[start Provided data]
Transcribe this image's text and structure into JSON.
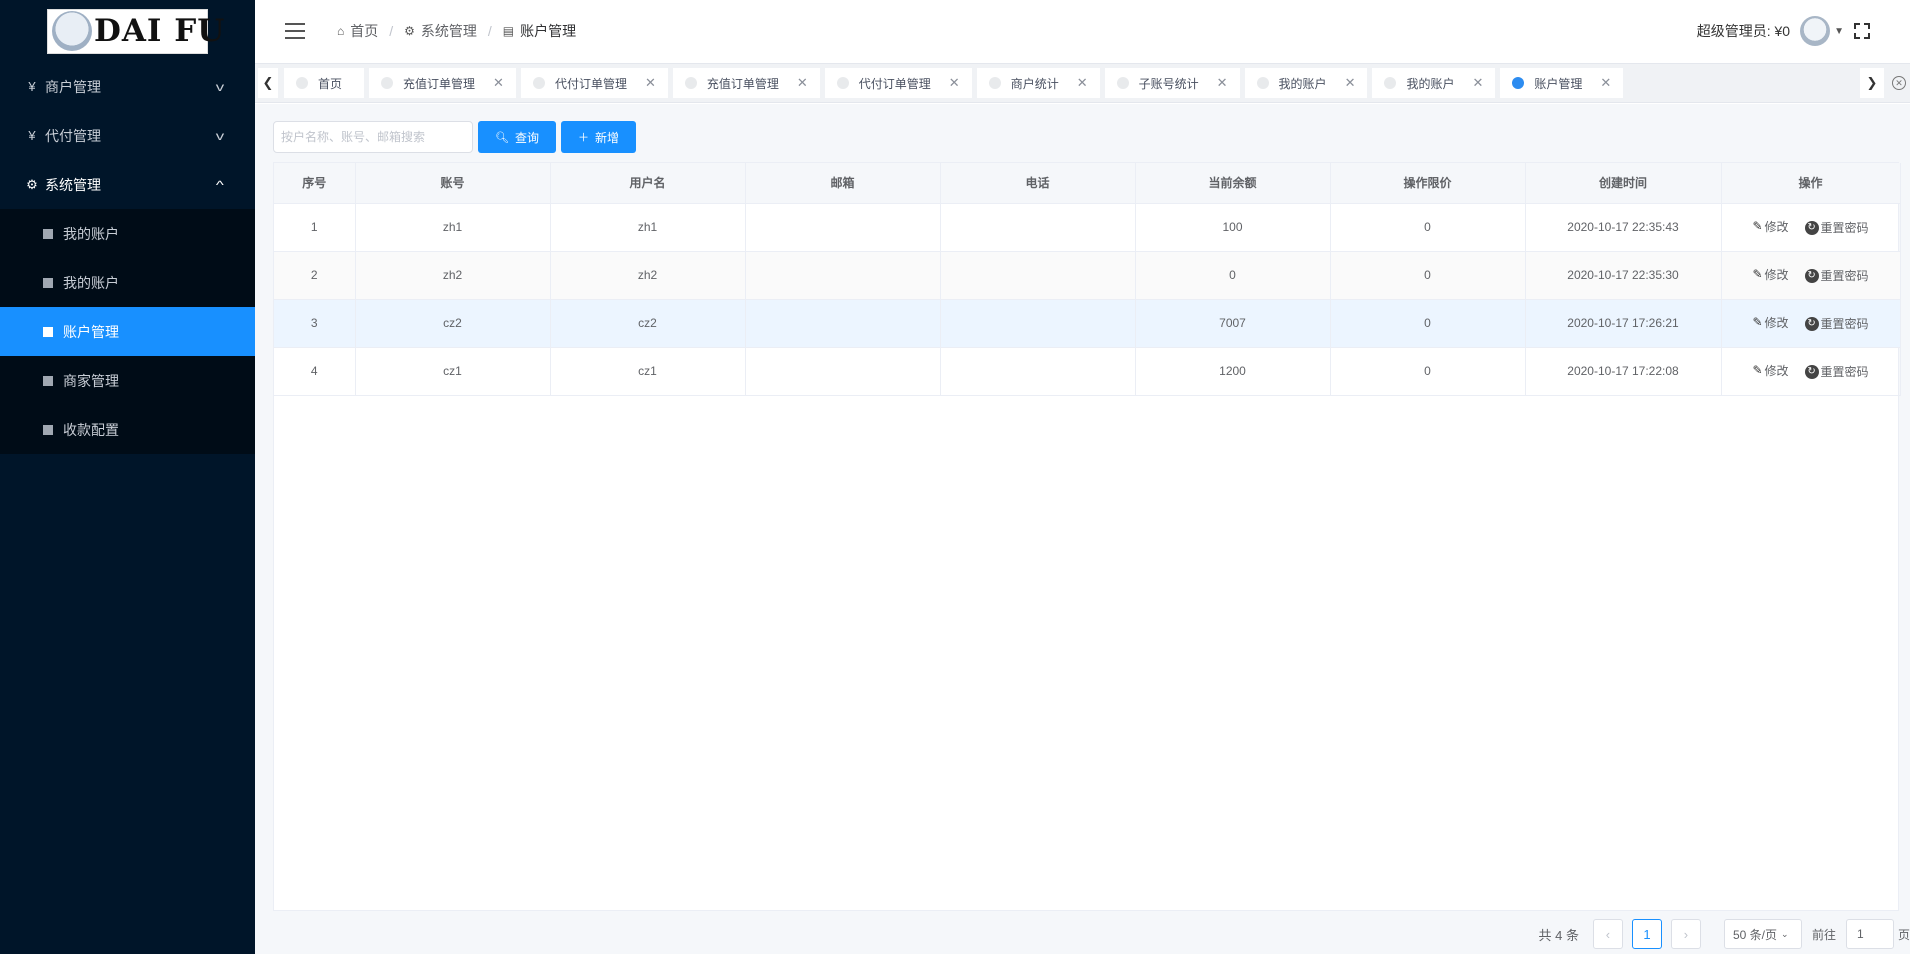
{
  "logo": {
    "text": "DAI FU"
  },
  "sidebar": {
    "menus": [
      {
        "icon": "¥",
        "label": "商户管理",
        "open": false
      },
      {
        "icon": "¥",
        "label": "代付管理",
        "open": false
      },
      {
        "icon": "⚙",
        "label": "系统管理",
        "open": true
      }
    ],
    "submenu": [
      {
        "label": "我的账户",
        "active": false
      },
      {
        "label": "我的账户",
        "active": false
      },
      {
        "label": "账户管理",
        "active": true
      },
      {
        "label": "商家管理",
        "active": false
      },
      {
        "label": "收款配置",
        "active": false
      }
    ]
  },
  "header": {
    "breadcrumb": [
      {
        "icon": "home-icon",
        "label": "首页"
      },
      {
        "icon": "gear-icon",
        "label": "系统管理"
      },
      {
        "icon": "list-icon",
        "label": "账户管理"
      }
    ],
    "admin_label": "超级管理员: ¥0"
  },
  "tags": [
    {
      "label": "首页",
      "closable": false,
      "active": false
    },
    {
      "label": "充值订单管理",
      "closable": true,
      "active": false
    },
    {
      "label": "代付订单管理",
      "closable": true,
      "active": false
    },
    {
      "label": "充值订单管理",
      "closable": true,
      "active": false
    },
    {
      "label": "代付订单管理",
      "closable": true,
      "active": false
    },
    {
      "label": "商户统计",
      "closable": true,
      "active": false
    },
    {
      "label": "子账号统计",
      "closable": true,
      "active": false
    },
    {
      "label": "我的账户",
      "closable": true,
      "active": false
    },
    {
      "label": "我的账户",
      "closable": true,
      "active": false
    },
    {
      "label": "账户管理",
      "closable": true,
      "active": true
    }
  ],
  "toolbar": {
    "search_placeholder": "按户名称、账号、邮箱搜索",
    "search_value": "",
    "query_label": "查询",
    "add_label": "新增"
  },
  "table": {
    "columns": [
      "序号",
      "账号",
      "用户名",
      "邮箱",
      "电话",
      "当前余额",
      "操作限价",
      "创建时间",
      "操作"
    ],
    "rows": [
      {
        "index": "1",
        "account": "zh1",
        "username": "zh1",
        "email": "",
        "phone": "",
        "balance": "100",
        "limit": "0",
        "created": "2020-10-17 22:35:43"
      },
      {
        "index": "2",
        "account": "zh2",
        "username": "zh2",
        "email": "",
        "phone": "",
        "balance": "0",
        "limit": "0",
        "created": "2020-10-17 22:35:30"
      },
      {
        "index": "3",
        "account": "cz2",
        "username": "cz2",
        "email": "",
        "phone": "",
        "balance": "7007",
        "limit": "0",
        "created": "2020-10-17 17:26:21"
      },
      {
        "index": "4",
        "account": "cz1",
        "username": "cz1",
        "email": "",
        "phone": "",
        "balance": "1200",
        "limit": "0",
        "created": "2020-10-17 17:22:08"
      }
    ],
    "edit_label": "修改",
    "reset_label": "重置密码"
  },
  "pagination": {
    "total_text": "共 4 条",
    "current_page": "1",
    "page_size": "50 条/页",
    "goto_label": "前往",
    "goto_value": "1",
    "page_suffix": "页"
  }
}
[end Provided data]
### [What you have to do]
Go over the records above and tally each line that includes "account". Give the total by itself.

### [Response]
4